--- start of EXERCISE INPUT ---
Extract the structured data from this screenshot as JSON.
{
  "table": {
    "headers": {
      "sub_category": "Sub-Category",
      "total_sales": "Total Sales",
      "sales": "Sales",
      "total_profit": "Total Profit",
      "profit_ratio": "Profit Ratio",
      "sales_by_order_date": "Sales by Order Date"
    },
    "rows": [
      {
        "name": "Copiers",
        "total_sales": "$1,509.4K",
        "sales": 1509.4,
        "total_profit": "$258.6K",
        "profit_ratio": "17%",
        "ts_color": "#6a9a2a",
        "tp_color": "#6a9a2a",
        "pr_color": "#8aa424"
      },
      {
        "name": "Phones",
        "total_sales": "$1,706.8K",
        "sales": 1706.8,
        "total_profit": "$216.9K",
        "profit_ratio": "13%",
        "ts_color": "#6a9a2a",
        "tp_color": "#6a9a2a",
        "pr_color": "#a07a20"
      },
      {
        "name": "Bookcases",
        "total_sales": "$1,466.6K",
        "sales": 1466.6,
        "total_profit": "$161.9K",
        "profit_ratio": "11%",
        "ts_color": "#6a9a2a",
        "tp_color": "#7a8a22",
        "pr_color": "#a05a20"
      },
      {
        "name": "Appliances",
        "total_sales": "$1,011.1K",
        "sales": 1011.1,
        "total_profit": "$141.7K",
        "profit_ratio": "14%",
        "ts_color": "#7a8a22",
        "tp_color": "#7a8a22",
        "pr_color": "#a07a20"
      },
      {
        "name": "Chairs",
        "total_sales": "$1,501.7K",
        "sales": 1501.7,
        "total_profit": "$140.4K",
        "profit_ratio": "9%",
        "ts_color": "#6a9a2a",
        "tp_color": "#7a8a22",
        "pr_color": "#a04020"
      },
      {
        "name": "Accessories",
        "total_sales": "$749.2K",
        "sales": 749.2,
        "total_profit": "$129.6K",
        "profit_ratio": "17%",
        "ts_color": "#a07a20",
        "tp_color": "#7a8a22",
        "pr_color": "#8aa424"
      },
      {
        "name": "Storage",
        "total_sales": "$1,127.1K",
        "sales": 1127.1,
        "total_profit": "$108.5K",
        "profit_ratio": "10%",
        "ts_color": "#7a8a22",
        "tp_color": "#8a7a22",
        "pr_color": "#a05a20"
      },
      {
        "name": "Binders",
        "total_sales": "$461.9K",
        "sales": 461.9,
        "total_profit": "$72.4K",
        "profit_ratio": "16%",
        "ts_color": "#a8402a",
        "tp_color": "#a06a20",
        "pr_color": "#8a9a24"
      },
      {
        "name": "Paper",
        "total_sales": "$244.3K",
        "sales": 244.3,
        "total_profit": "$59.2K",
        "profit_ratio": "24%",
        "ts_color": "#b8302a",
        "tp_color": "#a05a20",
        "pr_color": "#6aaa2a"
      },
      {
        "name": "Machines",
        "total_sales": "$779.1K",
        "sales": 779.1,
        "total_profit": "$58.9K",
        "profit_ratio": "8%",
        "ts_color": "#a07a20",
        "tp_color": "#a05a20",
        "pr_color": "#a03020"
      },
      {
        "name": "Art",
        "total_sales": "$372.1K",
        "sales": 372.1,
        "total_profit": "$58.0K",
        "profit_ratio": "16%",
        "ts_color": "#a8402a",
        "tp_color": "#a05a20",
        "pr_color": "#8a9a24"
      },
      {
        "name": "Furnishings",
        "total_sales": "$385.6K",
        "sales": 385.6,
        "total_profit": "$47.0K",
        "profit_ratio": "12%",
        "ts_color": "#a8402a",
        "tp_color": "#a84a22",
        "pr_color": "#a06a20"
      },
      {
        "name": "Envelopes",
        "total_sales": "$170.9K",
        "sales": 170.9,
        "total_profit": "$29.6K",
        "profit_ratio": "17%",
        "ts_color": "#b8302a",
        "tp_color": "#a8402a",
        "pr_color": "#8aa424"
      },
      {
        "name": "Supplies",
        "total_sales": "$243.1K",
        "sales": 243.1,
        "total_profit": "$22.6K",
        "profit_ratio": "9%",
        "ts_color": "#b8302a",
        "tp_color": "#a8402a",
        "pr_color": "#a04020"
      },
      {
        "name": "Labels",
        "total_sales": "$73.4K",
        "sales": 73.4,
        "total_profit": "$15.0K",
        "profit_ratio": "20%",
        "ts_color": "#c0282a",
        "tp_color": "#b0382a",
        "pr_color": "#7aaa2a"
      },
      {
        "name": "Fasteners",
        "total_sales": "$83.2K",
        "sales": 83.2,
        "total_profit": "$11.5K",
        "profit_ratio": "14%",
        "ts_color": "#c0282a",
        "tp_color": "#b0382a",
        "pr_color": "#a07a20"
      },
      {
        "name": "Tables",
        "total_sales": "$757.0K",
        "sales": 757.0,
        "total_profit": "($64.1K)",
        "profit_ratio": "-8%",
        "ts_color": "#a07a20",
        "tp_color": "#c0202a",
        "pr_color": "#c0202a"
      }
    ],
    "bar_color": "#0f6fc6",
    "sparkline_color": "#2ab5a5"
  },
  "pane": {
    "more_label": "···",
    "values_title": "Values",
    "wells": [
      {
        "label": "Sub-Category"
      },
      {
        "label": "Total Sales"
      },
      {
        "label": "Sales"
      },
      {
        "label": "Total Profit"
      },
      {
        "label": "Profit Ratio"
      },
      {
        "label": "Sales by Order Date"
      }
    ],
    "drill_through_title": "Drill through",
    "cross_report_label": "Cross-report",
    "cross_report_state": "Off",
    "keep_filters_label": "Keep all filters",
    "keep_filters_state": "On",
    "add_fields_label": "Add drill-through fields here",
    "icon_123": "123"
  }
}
--- end of EXERCISE INPUT ---
Return only those lines of the records that contain the string "Order".

      "sales_by_order_date": "Sales by Order Date"
        "label": "Sales by Order Date"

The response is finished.